DIRECTIONS
Below, find each line holding "Pivot" and state how many there are, using the number alone.

— Start LISTING —

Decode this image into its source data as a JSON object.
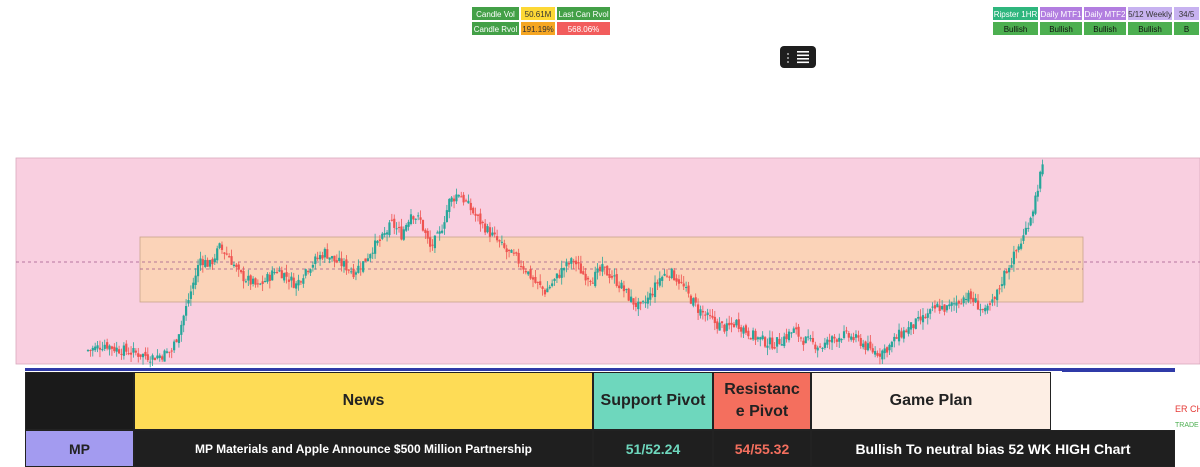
{
  "stats_left": {
    "row1": [
      {
        "label": "Candle Vol",
        "color": "green"
      },
      {
        "label": "50.61M",
        "color": "yellow"
      },
      {
        "label": "Last Can Rvol",
        "color": "green"
      },
      {
        "label": "",
        "color": "green"
      }
    ],
    "row2": [
      {
        "label": "Candle Rvol",
        "color": "green"
      },
      {
        "label": "191.19%",
        "color": "orange"
      },
      {
        "label": "568.06%",
        "color": "red"
      }
    ]
  },
  "stats_right": {
    "row1": [
      "Ripster 1HR",
      "Daily MTF1",
      "Daily MTF2",
      "5/12 Weekly",
      "34/5"
    ],
    "row2": [
      "Bullish",
      "Bullish",
      "Bullish",
      "Bullish",
      "B"
    ]
  },
  "table": {
    "headers": {
      "news": "News",
      "support": "Support Pivot",
      "resistance": "Resistanc e Pivot",
      "game_plan": "Game Plan"
    },
    "row": {
      "ticker": "MP",
      "news": "MP Materials and Apple Announce $500 Million Partnership",
      "support": "51/52.24",
      "resistance": "54/55.32",
      "game_plan": "Bullish To neutral bias 52 WK HIGH Chart"
    },
    "overflow_1": "ER CH",
    "overflow_2": "TRADE"
  },
  "colors": {
    "up_candle": "#26a69a",
    "down_candle": "#ef5350",
    "pink_zone": "#f9cfe0",
    "orange_zone": "#fbd3b8"
  },
  "chart_data": {
    "type": "candlestick",
    "close_path": [
      52.3,
      52.4,
      52.6,
      52.4,
      52.3,
      52.2,
      52.1,
      52.0,
      52.1,
      52.3,
      53.5,
      55.0,
      56.5,
      56.2,
      57.0,
      56.6,
      55.8,
      55.5,
      55.2,
      55.6,
      56.0,
      55.7,
      55.3,
      56.0,
      56.4,
      56.8,
      56.4,
      56.2,
      55.9,
      56.3,
      57.0,
      57.4,
      58.1,
      57.6,
      58.6,
      58.2,
      57.0,
      57.6,
      59.1,
      59.5,
      58.9,
      58.3,
      57.8,
      57.3,
      56.8,
      56.5,
      56.0,
      55.4,
      55.0,
      55.5,
      56.1,
      56.4,
      55.8,
      55.6,
      56.0,
      55.7,
      55.2,
      54.6,
      54.2,
      54.8,
      55.6,
      55.9,
      55.5,
      54.8,
      54.2,
      53.8,
      53.5,
      53.3,
      53.6,
      53.2,
      52.9,
      52.7,
      52.6,
      52.9,
      53.2,
      52.8,
      52.6,
      52.5,
      52.8,
      53.0,
      52.9,
      52.7,
      52.3,
      52.2,
      52.5,
      53.0,
      53.3,
      53.6,
      53.9,
      54.3,
      54.2,
      54.5,
      54.8,
      54.5,
      54.0,
      54.6,
      55.8,
      56.6,
      57.5,
      58.8,
      60.8
    ]
  }
}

— End LISTING —

SOLUTION BELOW
2